◆ **WHAT YOU NEED TO DO**: Rewrite the passage on South Australia's new child screening regime between "Although a firm" and "the new scheme.", inclusive, swapping "holder" for "cardholder".

◆ **EXTRACT PROVIDED**:

====================

Prelude to a new regime

Two related pieces of legislation have recently progressed through the SA Parliament. In July 2017, the Children and Young People (Safety) Act 2017 (SA) was agreed. During November 2017, the Children’s Protection Law Reform (Transitional Arrangements) Bill was passed by the House of Assembly.

Although a firm date is still to be set, this legislative activity is a prelude to the commencement of the new screening arrangements. In particular, the Transitional Arrangements legislation clarifies what to expect as the new regime is implemented.

  • Existing DCSI working with children checks will continue to be valid for the remainder of the 3 year period for which they have been issued. Once those clearances have expired, the holder will need to apply for a working with children screening under the new scheme.
  • Anyone who has a criminal history screening only but is volunteering or working with children should apply for a DSCI screening as soon as possible – before the Child Safety (Prohibited Persons) Act 2016 (SA) commences. This Act sets a higher compliance threshold and an organisation cannot allow someone without a valid clearance to commence (or continue) working. A criminal history screening will not be valid once the new scheme commences (unless the activity is specifically exempted).

====================

◆ **MATERIAL PROVIDED**:
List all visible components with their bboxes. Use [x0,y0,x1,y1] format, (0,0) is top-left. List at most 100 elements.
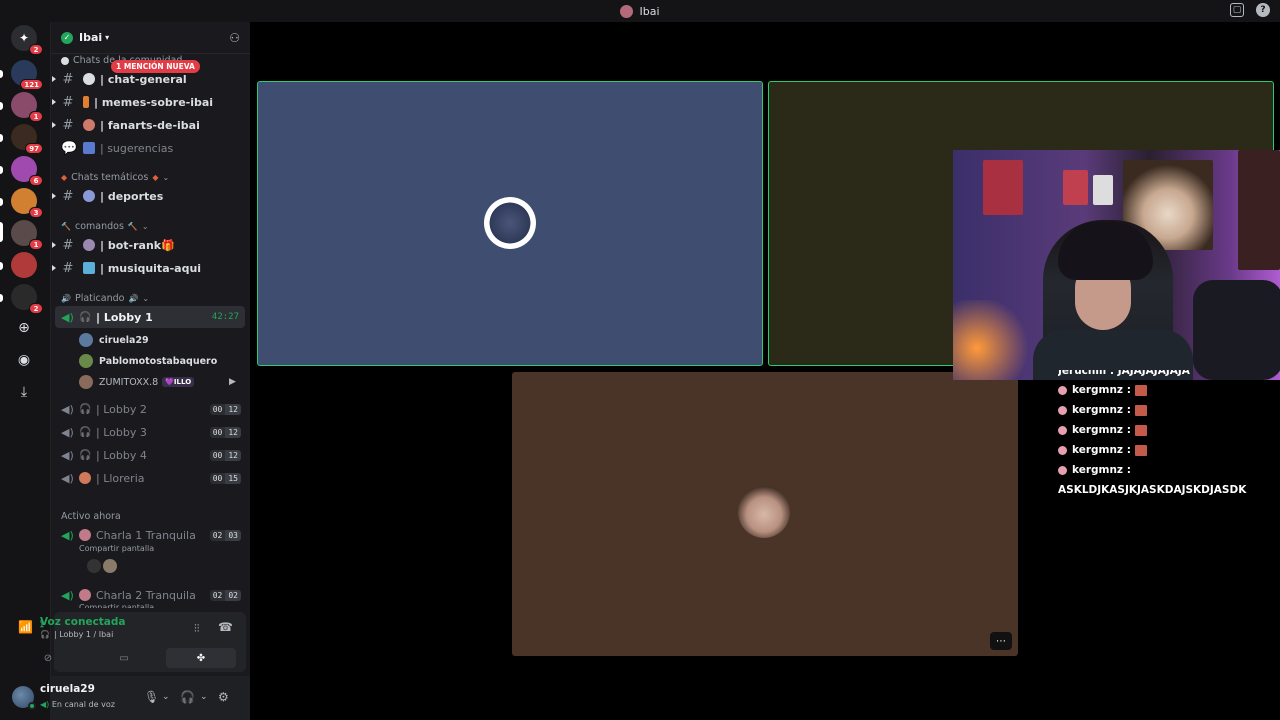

====================

◆ **SOLUTION FOR THIS TASK**:
Although a firm date is still to be set, this legislative activity is a prelude to the commencement of the new screening arrangements. In particular, the Transitional Arrangements legislation clarifies what to expect as the new regime is implemented.

  • Existing DCSI working with children checks will continue to be valid for the remainder of the 3 year period for which they have been issued. Once those clearances have expired, the cardholder will need to apply for a working with children screening under the new scheme.